看護師として働き始めてかれこれ20年以上…
辞めたいと思ったこと、何度もありますよねぇ
時代は変わる‥
学生時代の実習も「人間的にどうなの?」というナースたち‥本当につらかったのですが、
私が新人で入職したころは、新人の洗礼のようなものがありました。
プリセプター制度※があり、3年以上経験を積んだ先輩がプリセプターとなります。
※ある程度の経験を積んだ先輩ナースが、新人を一定期間マンツーマンで指導にあたる教育制度のこと
このプリセプターたちが鬼こわい
・新人がいるところで、プリセプター同士であーだこーだ新人のエピソードを報告しあう(私たちには、あら?いたの?という態度)
・仕事が終わって時間外なのに、経験したコトのない処置等があると「なんで見に行かないの?意識が足りない」と注意される
・週に1回の反省会は私たちのミスや上記の意識の足りなさを指摘され、「なんでこんなことになったのか説明して」と、師長・教育係・プリセプターたちが鎮座する中で延々に反省の言葉を述べさせられる
・17時に定時のところ、23時になっても仕事が終わらず(看護記録が合格しない)親に心配される
・なぜか急に無視され、処置やケアをすべて「私がやるから」と仕事を奪われ、その不機嫌さに変な汗が出る
・夜勤明け、少しのミスで電話がかかってくる、新人のロッカーにはミスの内容の付箋を貼られる(みんなに見える)夜勤明けも落ち着かないし、出勤がこわい。
私たちはおののきながらも耐えに耐え、なんとか乗り越えました。
今じゃ即パワハラ!って言われるでしょうね…
洗礼は翌年の新人でも続くのですが、翌年の新人さんがことごとく精神を病み、この洗礼が管理部の耳へ届くこととなり、先輩方は部署異動になりそのあとすぐ辞めたよう(え?我慢しなくてよかったん?と拍子抜け)
看護師の新人の離職率が高いことはここにも原因があるのだと思いますが、今は本当にいい時代になりましたね。
私は我が子を育てるように後輩指導しています。
患者さんの大切な命を預かる現場なので、メリハリをつけています。
部署移動も何度もありましたが、こんなこわい世界でよくこの仕事続いたな~
今、同期で入職した子はみんな転職しています(笑)
看護のおしごと
看護師のお仕事は「診療の補助」「療養上の世話」とされています。
さらに現在は予防医療・健康増進のアプローチも必要です。
1.健康を増進
2.疾病を予防
3.健康を回復
4.苦痛を緩和
壮絶な新人時代を過ごしたおかげで?身も心も強くなりました。
今、私は看護が大好きですし、自分の看護観を持ち働けることが幸せでもあります。
人のお役に立てているかはわかりませんが、看護師としてのお役目は果たそうと努力している所存です。
私の原動力
私がなぜ看護に注力できたのかを考えてみました。

データ一覧 —
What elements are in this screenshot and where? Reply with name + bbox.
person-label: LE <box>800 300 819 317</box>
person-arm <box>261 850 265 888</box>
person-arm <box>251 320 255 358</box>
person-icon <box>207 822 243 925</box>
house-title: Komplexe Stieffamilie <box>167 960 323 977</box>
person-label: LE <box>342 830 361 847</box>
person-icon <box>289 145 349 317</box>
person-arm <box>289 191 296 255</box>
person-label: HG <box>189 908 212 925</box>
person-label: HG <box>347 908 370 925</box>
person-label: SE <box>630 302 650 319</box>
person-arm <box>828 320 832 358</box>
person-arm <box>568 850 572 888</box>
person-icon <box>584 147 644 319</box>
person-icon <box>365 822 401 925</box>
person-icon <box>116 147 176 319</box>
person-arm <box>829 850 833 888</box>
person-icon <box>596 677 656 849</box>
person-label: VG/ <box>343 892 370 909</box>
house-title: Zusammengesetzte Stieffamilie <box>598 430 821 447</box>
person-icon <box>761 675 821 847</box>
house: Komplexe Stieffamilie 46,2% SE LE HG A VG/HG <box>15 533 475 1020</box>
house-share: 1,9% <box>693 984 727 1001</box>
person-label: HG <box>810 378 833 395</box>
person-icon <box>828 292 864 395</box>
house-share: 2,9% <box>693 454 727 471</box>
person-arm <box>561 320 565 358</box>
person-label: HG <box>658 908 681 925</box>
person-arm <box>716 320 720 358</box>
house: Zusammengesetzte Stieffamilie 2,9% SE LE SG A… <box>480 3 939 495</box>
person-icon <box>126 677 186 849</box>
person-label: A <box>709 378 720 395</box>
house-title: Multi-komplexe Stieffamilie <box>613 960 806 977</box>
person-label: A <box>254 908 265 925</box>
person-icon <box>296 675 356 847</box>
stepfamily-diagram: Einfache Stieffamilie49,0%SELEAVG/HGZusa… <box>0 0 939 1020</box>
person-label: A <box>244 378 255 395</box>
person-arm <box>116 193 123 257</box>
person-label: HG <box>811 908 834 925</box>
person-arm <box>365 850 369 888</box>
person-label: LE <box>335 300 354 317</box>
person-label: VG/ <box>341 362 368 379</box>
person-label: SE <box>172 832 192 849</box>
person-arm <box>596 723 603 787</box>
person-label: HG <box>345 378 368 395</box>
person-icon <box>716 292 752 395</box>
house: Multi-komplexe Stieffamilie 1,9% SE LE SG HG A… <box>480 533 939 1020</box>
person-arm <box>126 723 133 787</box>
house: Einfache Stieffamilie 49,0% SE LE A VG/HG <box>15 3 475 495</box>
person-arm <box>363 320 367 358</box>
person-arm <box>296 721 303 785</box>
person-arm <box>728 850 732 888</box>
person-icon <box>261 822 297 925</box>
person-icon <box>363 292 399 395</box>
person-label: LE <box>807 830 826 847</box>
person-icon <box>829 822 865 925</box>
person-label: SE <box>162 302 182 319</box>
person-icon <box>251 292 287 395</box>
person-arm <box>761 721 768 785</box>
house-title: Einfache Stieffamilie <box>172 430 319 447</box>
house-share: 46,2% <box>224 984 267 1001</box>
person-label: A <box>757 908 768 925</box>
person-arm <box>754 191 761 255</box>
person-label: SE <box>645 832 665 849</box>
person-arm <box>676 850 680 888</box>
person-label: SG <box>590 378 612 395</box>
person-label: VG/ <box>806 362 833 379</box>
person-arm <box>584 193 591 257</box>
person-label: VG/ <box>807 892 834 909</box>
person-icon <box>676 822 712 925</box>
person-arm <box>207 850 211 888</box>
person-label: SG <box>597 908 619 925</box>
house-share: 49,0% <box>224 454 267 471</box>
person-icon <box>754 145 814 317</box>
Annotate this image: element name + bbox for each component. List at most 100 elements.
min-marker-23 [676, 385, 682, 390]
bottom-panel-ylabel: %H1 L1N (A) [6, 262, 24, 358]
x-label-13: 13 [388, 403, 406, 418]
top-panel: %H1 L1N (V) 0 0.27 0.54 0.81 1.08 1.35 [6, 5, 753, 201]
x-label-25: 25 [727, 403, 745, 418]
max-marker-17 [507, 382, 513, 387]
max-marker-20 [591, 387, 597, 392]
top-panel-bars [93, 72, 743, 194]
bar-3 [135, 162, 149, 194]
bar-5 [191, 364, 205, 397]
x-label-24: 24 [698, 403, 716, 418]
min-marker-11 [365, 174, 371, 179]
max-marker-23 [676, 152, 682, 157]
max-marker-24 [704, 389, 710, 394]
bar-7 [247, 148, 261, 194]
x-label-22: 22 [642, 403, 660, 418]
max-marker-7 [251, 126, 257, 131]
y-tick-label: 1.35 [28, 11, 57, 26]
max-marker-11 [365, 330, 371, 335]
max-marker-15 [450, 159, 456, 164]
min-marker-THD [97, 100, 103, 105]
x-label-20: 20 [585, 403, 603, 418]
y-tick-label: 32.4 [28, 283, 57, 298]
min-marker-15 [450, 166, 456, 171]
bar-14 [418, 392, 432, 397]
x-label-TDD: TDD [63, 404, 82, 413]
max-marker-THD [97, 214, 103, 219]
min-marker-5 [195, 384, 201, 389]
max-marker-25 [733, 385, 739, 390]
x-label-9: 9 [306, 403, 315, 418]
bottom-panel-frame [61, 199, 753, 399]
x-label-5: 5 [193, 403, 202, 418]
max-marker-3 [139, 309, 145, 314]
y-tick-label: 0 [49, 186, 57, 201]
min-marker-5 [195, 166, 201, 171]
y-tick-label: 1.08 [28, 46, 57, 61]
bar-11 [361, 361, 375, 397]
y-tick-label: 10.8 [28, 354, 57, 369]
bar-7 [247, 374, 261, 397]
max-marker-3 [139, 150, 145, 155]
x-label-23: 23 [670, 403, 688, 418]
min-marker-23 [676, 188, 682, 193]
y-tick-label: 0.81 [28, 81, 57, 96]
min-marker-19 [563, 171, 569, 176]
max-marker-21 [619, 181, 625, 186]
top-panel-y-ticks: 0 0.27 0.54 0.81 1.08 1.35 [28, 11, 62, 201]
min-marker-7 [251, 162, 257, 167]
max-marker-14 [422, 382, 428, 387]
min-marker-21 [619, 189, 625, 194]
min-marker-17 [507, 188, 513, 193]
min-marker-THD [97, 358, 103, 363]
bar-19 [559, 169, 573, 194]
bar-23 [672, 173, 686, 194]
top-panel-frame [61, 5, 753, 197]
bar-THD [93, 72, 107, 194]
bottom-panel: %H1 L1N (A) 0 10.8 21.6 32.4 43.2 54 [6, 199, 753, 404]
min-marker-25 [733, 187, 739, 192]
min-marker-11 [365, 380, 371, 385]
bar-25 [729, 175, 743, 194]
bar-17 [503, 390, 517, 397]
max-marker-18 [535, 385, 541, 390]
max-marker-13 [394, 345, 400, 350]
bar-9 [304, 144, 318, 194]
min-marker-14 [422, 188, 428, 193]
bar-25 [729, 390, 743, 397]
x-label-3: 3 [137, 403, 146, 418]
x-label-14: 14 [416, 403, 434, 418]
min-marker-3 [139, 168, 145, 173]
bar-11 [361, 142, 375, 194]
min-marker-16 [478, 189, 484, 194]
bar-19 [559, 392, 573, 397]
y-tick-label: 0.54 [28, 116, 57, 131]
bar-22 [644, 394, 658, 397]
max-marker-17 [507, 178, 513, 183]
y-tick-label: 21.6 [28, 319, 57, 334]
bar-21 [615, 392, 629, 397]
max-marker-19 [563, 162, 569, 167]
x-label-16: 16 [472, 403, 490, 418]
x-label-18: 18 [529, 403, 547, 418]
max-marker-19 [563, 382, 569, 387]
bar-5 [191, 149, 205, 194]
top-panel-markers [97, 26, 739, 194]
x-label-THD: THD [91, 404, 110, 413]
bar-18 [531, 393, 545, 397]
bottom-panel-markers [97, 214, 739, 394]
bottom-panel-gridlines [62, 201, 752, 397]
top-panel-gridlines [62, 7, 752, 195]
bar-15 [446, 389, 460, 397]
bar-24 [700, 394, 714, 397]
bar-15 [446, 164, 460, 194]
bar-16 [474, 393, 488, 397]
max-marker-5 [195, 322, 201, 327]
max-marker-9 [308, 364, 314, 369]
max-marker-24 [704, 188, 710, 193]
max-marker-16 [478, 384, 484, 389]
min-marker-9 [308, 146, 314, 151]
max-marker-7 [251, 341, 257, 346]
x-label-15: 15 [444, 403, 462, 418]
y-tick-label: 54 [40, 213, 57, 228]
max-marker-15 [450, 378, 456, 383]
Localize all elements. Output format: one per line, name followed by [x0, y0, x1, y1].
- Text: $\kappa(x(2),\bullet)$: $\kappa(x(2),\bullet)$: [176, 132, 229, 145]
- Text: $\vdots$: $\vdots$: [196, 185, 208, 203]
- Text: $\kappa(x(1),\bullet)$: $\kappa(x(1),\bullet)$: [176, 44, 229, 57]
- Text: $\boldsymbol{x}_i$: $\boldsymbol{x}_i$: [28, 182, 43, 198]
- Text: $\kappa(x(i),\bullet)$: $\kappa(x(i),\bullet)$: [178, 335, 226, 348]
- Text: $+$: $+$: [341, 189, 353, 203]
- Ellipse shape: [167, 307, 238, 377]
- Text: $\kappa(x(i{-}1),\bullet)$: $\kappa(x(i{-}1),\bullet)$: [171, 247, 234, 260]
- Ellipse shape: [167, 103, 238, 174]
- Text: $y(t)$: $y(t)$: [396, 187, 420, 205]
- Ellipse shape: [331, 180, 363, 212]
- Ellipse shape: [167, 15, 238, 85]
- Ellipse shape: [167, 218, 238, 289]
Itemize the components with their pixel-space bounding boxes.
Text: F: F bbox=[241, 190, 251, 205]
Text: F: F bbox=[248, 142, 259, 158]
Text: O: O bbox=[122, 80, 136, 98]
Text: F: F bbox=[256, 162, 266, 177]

やること — 看護師の体験談の続きを、最後の文のあとから書いてください。 一覧はここでは使いません。

回答 —
そこに浮かぶのは紛れもなく患者さんの顔、言葉です。
(プライバシー保護の観点から、内容を一部変更しています)
亡くなる直前まで見せてくれた優しさ
もうあと数日と言われていた患者さん。
夜勤明けの翌日、日勤で働く私の顔を見て
「あんた、昨日の夜もおったろう。眠たかろうに。私ばかり楽をしてすまん」と。
酸素投与、やせたからだ‥人のことを気にできる状態ではないのに。
数日後、私の勤務帯で亡くなられました。
奥様に先日のことをお伝えすると、
「無口だけど、優しい人だった。看護師さんのことばを宝物にするね」とおっしゃられました。
温かな患者さんの心遣いと、私の言葉を宝物にすると言ってくださった奥様。
患者さんの終末期のケアをさせていただけて、このご夫婦の人生の一片になれたことが私にも宝物になった瞬間でした。
病院が嫌いなのに来てくれる患者さん
通院治療をしている患者さん。副作用が強く、しんどい思いをしています。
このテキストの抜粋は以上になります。